▶ **Exercise requirements**
Filter out everything except lines holding "ylabel".

▶ **Material provided**
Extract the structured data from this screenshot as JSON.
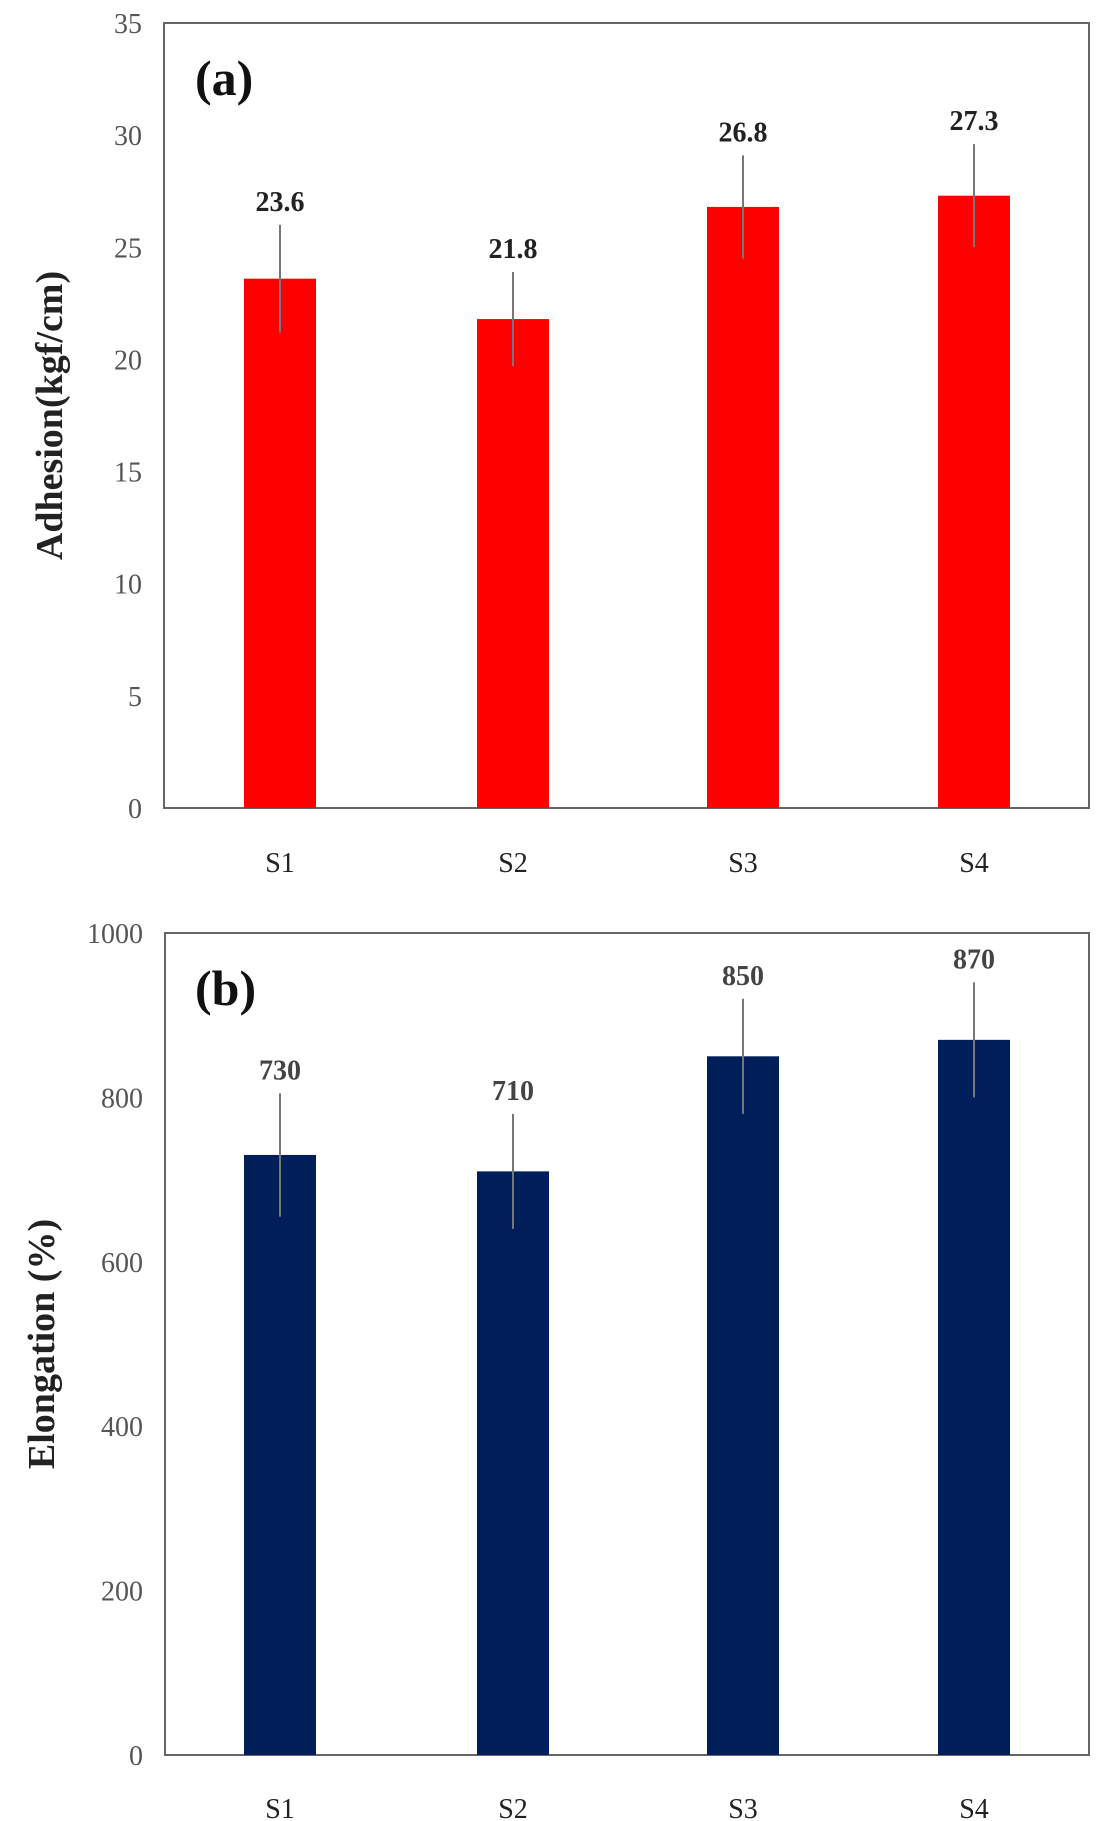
{
  "chart_data": [
    {
      "type": "bar",
      "panel_label": "(a)",
      "title": "",
      "xlabel": "",
      "ylabel": "Adhesion(kgf/cm)",
      "categories": [
        "S1",
        "S2",
        "S3",
        "S4"
      ],
      "values": [
        23.6,
        21.8,
        26.8,
        27.3
      ],
      "value_labels": [
        "23.6",
        "21.8",
        "26.8",
        "27.3"
      ],
      "errors": [
        2.4,
        2.1,
        2.3,
        2.3
      ],
      "ylim": [
        0,
        35
      ],
      "yticks": [
        0,
        5,
        10,
        15,
        20,
        25,
        30,
        35
      ],
      "ytick_labels": [
        "0",
        "5",
        "10",
        "15",
        "20",
        "25",
        "30",
        "35"
      ],
      "color": "#ff0000",
      "grid": false
    },
    {
      "type": "bar",
      "panel_label": "(b)",
      "title": "",
      "xlabel": "",
      "ylabel": "Elongation (%)",
      "categories": [
        "S1",
        "S2",
        "S3",
        "S4"
      ],
      "values": [
        730,
        710,
        850,
        870
      ],
      "value_labels": [
        "730",
        "710",
        "850",
        "870"
      ],
      "errors": [
        75,
        70,
        70,
        70
      ],
      "ylim": [
        0,
        1000
      ],
      "yticks": [
        0,
        200,
        400,
        600,
        800,
        1000
      ],
      "ytick_labels": [
        "0",
        "200",
        "400",
        "600",
        "800",
        "1000"
      ],
      "color": "#001e5a",
      "grid": false
    }
  ]
}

▶ **Result for this task**
      "ylabel": "Adhesion(kgf/cm)",
      "ylabel": "Elongation (%)",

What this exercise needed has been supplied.